Restate each record exactly as it was written.

* **Available records**:
■ ■ ■ ■ ■
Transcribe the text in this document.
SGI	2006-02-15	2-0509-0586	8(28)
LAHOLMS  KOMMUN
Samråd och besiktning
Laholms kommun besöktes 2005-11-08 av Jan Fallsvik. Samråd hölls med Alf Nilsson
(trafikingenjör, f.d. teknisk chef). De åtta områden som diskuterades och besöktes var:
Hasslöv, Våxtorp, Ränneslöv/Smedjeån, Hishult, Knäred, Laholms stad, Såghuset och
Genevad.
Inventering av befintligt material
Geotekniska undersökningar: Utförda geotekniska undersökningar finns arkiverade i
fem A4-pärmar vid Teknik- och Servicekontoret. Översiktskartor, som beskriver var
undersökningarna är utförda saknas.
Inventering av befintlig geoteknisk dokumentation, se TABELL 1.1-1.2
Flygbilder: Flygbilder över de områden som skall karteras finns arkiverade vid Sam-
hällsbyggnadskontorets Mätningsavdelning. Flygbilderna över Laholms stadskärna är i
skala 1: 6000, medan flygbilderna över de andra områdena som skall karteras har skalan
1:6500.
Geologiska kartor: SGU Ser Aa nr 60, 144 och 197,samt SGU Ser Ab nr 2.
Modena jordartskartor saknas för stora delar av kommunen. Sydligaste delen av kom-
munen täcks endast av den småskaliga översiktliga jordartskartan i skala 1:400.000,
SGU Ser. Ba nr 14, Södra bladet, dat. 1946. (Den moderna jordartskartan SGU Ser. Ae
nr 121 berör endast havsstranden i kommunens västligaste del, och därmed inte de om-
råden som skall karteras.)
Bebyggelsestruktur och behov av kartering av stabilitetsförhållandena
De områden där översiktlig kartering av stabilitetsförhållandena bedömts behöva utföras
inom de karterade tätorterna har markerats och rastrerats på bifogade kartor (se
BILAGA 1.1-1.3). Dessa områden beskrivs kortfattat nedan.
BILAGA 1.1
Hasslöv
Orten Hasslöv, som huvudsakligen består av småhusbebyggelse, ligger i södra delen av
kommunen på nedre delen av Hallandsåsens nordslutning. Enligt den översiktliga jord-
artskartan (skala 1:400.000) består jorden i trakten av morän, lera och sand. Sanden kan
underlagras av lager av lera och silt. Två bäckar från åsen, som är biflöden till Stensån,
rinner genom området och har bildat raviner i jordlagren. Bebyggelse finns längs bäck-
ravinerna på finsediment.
■ ■ ■ ■ ■
* **Exercise answer**:
Transcribe the text in this document.
SGI	2006-02-15	2-0509-0586	8(28)
LAHOLMS  KOMMUN
Samråd och besiktning
Laholms kommun besöktes 2005-11-08 av Jan Fallsvik. Samråd hölls med Alf Nilsson
(trafikingenjör, f.d. teknisk chef). De åtta områden som diskuterades och besöktes var:
Hasslöv, Våxtorp, Ränneslöv/Smedjeån, Hishult, Knäred, Laholms stad, Såghuset och
Genevad.
Inventering av befintligt material
Geotekniska undersökningar: Utförda geotekniska undersökningar finns arkiverade i
fem A4-pärmar vid Teknik- och Servicekontoret. Översiktskartor, som beskriver var
undersökningarna är utförda saknas.
Inventering av befintlig geoteknisk dokumentation, se TABELL 1.1-1.2
Flygbilder: Flygbilder över de områden som skall karteras finns arkiverade vid Sam-
hällsbyggnadskontorets Mätningsavdelning. Flygbilderna över Laholms stadskärna är i
skala 1: 6000, medan flygbilderna över de andra områdena som skall karteras har skalan
1:6500.
Geologiska kartor: SGU Ser Aa nr 60, 144 och 197,samt SGU Ser Ab nr 2.
Modena jordartskartor saknas för stora delar av kommunen. Sydligaste delen av kom-
munen täcks endast av den småskaliga översiktliga jordartskartan i skala 1:400.000,
SGU Ser. Ba nr 14, Södra bladet, dat. 1946. (Den moderna jordartskartan SGU Ser. Ae
nr 121 berör endast havsstranden i kommunens västligaste del, och därmed inte de om-
råden som skall karteras.)
Bebyggelsestruktur och behov av kartering av stabilitetsförhållandena
De områden där översiktlig kartering av stabilitetsförhållandena bedömts behöva utföras
inom de karterade tätorterna har markerats och rastrerats på bifogade kartor (se
BILAGA 1.1-1.3). Dessa områden beskrivs kortfattat nedan.
BILAGA 1.1
Hasslöv
Orten Hasslöv, som huvudsakligen består av småhusbebyggelse, ligger i södra delen av
kommunen på nedre delen av Hallandsåsens nordslutning. Enligt den översiktliga jord-
artskartan (skala 1:400.000) består jorden i trakten av morän, lera och sand. Sanden kan
underlagras av lager av lera och silt. Två bäckar från åsen, som är biflöden till Stensån,
rinner genom området och har bildat raviner i jordlagren. Bebyggelse finns längs bäck-
ravinerna på finsediment.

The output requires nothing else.